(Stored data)
------------------------------------------------------------------------

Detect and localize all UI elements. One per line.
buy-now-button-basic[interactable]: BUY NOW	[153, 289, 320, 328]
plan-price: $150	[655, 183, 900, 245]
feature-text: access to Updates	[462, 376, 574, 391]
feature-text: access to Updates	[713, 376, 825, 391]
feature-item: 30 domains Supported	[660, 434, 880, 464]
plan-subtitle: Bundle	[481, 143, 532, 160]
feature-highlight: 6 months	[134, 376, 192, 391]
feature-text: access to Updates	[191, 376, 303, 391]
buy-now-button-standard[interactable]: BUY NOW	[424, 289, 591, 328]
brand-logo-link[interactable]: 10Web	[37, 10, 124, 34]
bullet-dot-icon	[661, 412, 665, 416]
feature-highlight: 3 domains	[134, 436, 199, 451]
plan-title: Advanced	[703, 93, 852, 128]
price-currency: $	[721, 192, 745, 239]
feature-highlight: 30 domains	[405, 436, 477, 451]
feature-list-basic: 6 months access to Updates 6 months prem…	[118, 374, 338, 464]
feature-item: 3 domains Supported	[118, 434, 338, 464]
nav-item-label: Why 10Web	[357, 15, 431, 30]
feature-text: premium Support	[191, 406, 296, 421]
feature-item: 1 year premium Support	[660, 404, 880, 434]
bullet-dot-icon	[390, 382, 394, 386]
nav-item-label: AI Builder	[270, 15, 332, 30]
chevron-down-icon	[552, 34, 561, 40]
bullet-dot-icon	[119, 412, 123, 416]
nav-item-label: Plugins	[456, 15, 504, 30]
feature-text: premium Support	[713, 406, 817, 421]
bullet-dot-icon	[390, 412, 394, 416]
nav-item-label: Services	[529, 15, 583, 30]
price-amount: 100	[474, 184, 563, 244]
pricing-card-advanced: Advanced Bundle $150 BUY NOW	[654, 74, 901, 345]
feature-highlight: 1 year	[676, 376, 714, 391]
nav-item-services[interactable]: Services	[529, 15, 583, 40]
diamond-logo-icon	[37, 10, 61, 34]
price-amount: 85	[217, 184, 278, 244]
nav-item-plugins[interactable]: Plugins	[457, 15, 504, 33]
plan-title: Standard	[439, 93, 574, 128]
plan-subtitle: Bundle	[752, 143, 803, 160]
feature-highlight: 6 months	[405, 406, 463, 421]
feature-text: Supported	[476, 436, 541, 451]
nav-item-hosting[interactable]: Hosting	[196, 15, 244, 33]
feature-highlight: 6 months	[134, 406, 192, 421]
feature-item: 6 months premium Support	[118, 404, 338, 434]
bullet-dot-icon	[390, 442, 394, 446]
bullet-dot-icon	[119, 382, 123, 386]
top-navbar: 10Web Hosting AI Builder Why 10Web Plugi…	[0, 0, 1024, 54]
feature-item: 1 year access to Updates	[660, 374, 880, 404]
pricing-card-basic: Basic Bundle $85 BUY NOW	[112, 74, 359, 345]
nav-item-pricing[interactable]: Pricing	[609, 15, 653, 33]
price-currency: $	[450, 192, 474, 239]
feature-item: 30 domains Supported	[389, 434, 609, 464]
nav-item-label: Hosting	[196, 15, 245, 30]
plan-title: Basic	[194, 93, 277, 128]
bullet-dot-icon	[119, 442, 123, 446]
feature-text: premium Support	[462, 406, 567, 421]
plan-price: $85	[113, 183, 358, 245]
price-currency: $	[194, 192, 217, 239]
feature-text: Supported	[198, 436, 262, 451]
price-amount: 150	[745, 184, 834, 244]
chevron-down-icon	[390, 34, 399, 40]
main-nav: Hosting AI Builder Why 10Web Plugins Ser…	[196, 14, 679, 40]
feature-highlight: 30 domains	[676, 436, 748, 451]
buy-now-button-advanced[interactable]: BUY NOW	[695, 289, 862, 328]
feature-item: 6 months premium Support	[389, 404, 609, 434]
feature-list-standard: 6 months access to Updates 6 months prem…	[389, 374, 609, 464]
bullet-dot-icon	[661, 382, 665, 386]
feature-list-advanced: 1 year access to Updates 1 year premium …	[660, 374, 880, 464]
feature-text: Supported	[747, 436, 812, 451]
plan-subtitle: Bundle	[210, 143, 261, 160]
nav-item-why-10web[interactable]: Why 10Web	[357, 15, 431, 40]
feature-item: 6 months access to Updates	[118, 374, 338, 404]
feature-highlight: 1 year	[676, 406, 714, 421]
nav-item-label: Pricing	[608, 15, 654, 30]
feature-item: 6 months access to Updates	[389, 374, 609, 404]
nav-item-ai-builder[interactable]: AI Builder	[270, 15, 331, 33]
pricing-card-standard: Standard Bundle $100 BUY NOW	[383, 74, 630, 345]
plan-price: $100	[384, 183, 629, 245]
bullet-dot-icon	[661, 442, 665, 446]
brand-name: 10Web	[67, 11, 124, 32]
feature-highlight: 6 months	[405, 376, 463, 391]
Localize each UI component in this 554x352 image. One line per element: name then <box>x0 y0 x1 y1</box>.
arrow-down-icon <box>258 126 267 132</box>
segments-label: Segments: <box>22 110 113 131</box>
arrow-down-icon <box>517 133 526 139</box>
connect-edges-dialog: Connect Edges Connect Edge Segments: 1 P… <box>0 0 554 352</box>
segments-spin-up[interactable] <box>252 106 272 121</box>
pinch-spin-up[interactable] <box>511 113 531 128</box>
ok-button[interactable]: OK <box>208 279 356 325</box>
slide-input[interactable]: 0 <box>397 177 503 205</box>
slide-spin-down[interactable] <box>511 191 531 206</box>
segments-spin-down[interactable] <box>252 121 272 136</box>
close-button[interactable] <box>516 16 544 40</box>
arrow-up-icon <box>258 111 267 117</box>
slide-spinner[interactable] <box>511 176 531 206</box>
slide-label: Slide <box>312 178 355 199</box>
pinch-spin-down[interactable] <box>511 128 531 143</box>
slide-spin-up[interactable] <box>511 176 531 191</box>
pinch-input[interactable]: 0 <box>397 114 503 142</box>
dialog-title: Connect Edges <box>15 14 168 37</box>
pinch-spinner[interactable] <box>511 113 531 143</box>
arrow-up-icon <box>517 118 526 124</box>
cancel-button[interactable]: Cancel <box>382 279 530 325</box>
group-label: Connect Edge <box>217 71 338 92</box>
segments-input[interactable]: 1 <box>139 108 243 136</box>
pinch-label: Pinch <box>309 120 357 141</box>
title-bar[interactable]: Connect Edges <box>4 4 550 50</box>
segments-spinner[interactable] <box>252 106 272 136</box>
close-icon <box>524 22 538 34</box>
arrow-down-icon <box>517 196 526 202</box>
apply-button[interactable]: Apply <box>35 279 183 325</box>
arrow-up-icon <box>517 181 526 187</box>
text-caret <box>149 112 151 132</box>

------------------------------------------------------------------------

» **YOUR TASK**:
Collect every line of the stored data above that contains the string "name", matching case exactly.

» **FULL RESPONSE**:
brand-name: 10Web	[67, 11, 124, 32]
Localize each UI component in this 554x352 image. One line per element: name then <box>x0 y0 x1 y1</box>.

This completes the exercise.